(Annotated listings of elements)

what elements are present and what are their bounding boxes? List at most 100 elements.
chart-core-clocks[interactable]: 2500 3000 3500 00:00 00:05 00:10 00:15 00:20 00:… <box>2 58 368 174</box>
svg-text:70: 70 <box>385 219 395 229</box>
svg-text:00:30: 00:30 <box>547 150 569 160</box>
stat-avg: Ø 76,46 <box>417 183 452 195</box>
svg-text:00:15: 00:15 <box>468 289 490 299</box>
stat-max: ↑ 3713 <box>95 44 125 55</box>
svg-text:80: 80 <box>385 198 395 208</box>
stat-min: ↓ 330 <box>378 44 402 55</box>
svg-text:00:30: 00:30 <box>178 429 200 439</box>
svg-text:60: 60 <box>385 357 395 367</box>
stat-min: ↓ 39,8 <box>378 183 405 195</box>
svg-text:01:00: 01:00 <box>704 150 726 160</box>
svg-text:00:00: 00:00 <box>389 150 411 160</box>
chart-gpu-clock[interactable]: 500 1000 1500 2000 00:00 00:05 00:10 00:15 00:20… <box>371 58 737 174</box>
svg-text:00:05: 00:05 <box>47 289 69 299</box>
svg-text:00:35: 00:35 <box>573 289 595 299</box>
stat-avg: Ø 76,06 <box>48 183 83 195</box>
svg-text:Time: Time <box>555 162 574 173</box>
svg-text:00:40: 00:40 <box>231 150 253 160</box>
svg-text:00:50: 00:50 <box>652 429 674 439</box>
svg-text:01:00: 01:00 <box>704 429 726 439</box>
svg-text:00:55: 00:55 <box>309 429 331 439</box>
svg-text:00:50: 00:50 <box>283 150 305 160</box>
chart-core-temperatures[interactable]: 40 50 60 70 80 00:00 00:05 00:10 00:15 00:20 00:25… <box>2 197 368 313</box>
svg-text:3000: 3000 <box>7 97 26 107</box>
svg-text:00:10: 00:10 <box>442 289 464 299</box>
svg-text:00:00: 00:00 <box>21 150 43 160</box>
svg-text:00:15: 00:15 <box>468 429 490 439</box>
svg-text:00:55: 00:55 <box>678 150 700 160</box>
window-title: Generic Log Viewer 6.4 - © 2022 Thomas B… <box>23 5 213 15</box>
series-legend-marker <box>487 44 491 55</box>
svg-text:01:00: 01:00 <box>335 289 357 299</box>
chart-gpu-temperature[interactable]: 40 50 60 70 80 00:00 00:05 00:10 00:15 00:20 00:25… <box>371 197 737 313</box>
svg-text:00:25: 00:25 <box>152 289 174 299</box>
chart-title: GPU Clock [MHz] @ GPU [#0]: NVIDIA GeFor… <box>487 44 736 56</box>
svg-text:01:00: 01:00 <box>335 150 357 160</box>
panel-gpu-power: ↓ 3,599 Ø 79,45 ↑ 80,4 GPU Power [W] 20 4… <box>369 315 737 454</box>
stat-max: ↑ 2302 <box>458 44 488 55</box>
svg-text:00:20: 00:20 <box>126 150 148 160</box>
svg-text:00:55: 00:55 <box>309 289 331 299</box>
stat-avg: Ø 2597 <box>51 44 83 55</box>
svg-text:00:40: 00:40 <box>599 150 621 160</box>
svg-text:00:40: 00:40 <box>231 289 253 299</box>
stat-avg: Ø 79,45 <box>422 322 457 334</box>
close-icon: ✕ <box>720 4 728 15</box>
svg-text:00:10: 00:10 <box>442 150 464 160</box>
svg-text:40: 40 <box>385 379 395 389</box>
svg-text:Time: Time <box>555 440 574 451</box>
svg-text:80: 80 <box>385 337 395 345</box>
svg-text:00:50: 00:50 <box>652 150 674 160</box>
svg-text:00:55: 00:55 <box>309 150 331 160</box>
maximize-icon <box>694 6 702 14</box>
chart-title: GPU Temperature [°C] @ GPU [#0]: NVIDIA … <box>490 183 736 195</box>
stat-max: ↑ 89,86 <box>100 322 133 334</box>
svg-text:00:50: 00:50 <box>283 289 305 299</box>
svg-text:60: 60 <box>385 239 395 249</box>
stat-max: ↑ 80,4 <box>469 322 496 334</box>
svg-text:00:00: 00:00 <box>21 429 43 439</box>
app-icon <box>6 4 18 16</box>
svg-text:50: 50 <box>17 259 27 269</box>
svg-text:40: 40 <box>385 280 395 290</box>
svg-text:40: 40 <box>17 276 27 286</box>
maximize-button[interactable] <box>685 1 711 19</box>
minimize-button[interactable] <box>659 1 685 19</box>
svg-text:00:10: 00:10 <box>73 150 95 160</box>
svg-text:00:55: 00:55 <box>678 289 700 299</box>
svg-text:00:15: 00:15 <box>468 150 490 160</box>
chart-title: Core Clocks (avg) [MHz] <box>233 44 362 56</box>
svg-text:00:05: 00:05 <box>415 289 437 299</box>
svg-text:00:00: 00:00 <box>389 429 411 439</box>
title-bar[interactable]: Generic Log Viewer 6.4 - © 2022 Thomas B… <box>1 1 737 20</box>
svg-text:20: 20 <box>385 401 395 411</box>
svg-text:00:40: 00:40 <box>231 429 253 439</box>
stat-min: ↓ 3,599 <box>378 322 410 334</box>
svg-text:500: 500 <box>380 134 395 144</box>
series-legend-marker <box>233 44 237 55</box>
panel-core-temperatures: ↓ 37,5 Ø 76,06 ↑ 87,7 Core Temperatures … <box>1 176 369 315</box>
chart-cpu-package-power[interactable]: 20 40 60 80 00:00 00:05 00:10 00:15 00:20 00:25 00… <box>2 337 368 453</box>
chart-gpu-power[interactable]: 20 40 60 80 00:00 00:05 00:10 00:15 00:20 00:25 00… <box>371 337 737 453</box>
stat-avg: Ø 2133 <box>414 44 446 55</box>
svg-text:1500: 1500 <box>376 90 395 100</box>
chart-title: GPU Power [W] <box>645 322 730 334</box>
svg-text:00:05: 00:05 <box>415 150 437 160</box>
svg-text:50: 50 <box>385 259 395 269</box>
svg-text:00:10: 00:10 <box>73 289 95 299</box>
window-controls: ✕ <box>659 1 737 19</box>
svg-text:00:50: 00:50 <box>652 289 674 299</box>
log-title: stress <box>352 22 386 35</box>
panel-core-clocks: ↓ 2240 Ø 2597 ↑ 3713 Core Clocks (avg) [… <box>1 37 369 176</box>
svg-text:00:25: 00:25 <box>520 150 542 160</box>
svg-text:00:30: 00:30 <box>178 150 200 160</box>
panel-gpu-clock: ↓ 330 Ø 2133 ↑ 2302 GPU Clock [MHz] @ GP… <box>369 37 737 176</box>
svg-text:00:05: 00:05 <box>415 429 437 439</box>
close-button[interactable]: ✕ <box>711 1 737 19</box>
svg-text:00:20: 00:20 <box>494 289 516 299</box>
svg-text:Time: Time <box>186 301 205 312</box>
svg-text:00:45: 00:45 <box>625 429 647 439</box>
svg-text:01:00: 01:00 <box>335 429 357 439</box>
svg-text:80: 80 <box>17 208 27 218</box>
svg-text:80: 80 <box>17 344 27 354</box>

Exercise prompt
Copy all of the entries above word for word, leaving every line unchanged.

Solution to the problem
what elements are present and what are their bounding boxes? List at most 100 elements.
chart-core-clocks[interactable]: 2500 3000 3500 00:00 00:05 00:10 00:15 00:20 00:… <box>2 58 368 174</box>
svg-text:70: 70 <box>385 219 395 229</box>
svg-text:00:30: 00:30 <box>547 150 569 160</box>
stat-avg: Ø 76,46 <box>417 183 452 195</box>
svg-text:00:15: 00:15 <box>468 289 490 299</box>
stat-max: ↑ 3713 <box>95 44 125 55</box>
svg-text:80: 80 <box>385 198 395 208</box>
stat-min: ↓ 330 <box>378 44 402 55</box>
svg-text:00:30: 00:30 <box>178 429 200 439</box>
svg-text:60: 60 <box>385 357 395 367</box>
stat-min: ↓ 39,8 <box>378 183 405 195</box>
svg-text:01:00: 01:00 <box>704 150 726 160</box>
svg-text:00:00: 00:00 <box>389 150 411 160</box>
chart-gpu-clock[interactable]: 500 1000 1500 2000 00:00 00:05 00:10 00:15 00:20… <box>371 58 737 174</box>
svg-text:00:05: 00:05 <box>47 289 69 299</box>
svg-text:00:35: 00:35 <box>573 289 595 299</box>
stat-avg: Ø 76,06 <box>48 183 83 195</box>
svg-text:Time: Time <box>555 162 574 173</box>
svg-text:00:40: 00:40 <box>231 150 253 160</box>
svg-text:00:50: 00:50 <box>652 429 674 439</box>
svg-text:01:00: 01:00 <box>704 429 726 439</box>
svg-text:00:55: 00:55 <box>309 429 331 439</box>
svg-text:00:50: 00:50 <box>283 150 305 160</box>
chart-core-temperatures[interactable]: 40 50 60 70 80 00:00 00:05 00:10 00:15 00:20 00:25… <box>2 197 368 313</box>
svg-text:3000: 3000 <box>7 97 26 107</box>
svg-text:00:10: 00:10 <box>442 289 464 299</box>
svg-text:00:00: 00:00 <box>21 150 43 160</box>
svg-text:00:15: 00:15 <box>468 429 490 439</box>
svg-text:00:55: 00:55 <box>678 150 700 160</box>
window-title: Generic Log Viewer 6.4 - © 2022 Thomas B… <box>23 5 213 15</box>
series-legend-marker <box>487 44 491 55</box>
svg-text:01:00: 01:00 <box>335 289 357 299</box>
chart-gpu-temperature[interactable]: 40 50 60 70 80 00:00 00:05 00:10 00:15 00:20 00:25… <box>371 197 737 313</box>
svg-text:00:25: 00:25 <box>152 289 174 299</box>
chart-title: GPU Clock [MHz] @ GPU [#0]: NVIDIA GeFor… <box>487 44 736 56</box>
svg-text:01:00: 01:00 <box>335 150 357 160</box>
panel-gpu-power: ↓ 3,599 Ø 79,45 ↑ 80,4 GPU Power [W] 20 4… <box>369 315 737 454</box>
stat-max: ↑ 2302 <box>458 44 488 55</box>
svg-text:00:20: 00:20 <box>126 150 148 160</box>
svg-text:00:55: 00:55 <box>309 289 331 299</box>
stat-avg: Ø 2597 <box>51 44 83 55</box>
svg-text:00:40: 00:40 <box>599 150 621 160</box>
svg-text:00:40: 00:40 <box>231 289 253 299</box>
stat-avg: Ø 79,45 <box>422 322 457 334</box>
close-icon: ✕ <box>720 4 728 15</box>
svg-text:00:10: 00:10 <box>442 150 464 160</box>
svg-text:40: 40 <box>385 379 395 389</box>
svg-text:Time: Time <box>555 440 574 451</box>
svg-text:80: 80 <box>385 337 395 345</box>
svg-text:00:50: 00:50 <box>652 150 674 160</box>
svg-text:00:55: 00:55 <box>309 150 331 160</box>
maximize-icon <box>694 6 702 14</box>
chart-title: GPU Temperature [°C] @ GPU [#0]: NVIDIA … <box>490 183 736 195</box>
stat-max: ↑ 89,86 <box>100 322 133 334</box>
svg-text:00:50: 00:50 <box>283 289 305 299</box>
svg-text:60: 60 <box>385 239 395 249</box>
stat-max: ↑ 80,4 <box>469 322 496 334</box>
svg-text:00:00: 00:00 <box>21 429 43 439</box>
app-icon <box>6 4 18 16</box>
svg-text:50: 50 <box>17 259 27 269</box>
svg-text:40: 40 <box>385 280 395 290</box>
svg-text:40: 40 <box>17 276 27 286</box>
maximize-button[interactable] <box>685 1 711 19</box>
minimize-button[interactable] <box>659 1 685 19</box>
svg-text:00:10: 00:10 <box>73 150 95 160</box>
svg-text:00:55: 00:55 <box>678 289 700 299</box>
svg-text:00:15: 00:15 <box>468 150 490 160</box>
chart-title: Core Clocks (avg) [MHz] <box>233 44 362 56</box>
svg-text:00:05: 00:05 <box>415 289 437 299</box>
svg-text:00:00: 00:00 <box>389 429 411 439</box>
title-bar[interactable]: Generic Log Viewer 6.4 - © 2022 Thomas B… <box>1 1 737 20</box>
svg-text:20: 20 <box>385 401 395 411</box>
svg-text:00:40: 00:40 <box>231 429 253 439</box>
stat-min: ↓ 3,599 <box>378 322 410 334</box>
svg-text:500: 500 <box>380 134 395 144</box>
series-legend-marker <box>233 44 237 55</box>
panel-core-temperatures: ↓ 37,5 Ø 76,06 ↑ 87,7 Core Temperatures … <box>1 176 369 315</box>
chart-cpu-package-power[interactable]: 20 40 60 80 00:00 00:05 00:10 00:15 00:20 00:25 00… <box>2 337 368 453</box>
chart-gpu-power[interactable]: 20 40 60 80 00:00 00:05 00:10 00:15 00:20 00:25 00… <box>371 337 737 453</box>
stat-avg: Ø 2133 <box>414 44 446 55</box>
svg-text:1500: 1500 <box>376 90 395 100</box>
chart-title: GPU Power [W] <box>645 322 730 334</box>
svg-text:00:05: 00:05 <box>415 150 437 160</box>
svg-text:50: 50 <box>385 259 395 269</box>
svg-text:00:10: 00:10 <box>73 289 95 299</box>
window-controls: ✕ <box>659 1 737 19</box>
svg-text:00:50: 00:50 <box>652 289 674 299</box>
log-title: stress <box>352 22 386 35</box>
panel-core-clocks: ↓ 2240 Ø 2597 ↑ 3713 Core Clocks (avg) [… <box>1 37 369 176</box>
svg-text:00:25: 00:25 <box>520 150 542 160</box>
svg-text:00:30: 00:30 <box>178 150 200 160</box>
panel-gpu-clock: ↓ 330 Ø 2133 ↑ 2302 GPU Clock [MHz] @ GP… <box>369 37 737 176</box>
svg-text:00:05: 00:05 <box>415 429 437 439</box>
close-button[interactable]: ✕ <box>711 1 737 19</box>
svg-text:00:20: 00:20 <box>494 289 516 299</box>
svg-text:Time: Time <box>186 301 205 312</box>
svg-text:00:45: 00:45 <box>625 429 647 439</box>
svg-text:01:00: 01:00 <box>335 429 357 439</box>
svg-text:80: 80 <box>17 208 27 218</box>
svg-text:80: 80 <box>17 344 27 354</box>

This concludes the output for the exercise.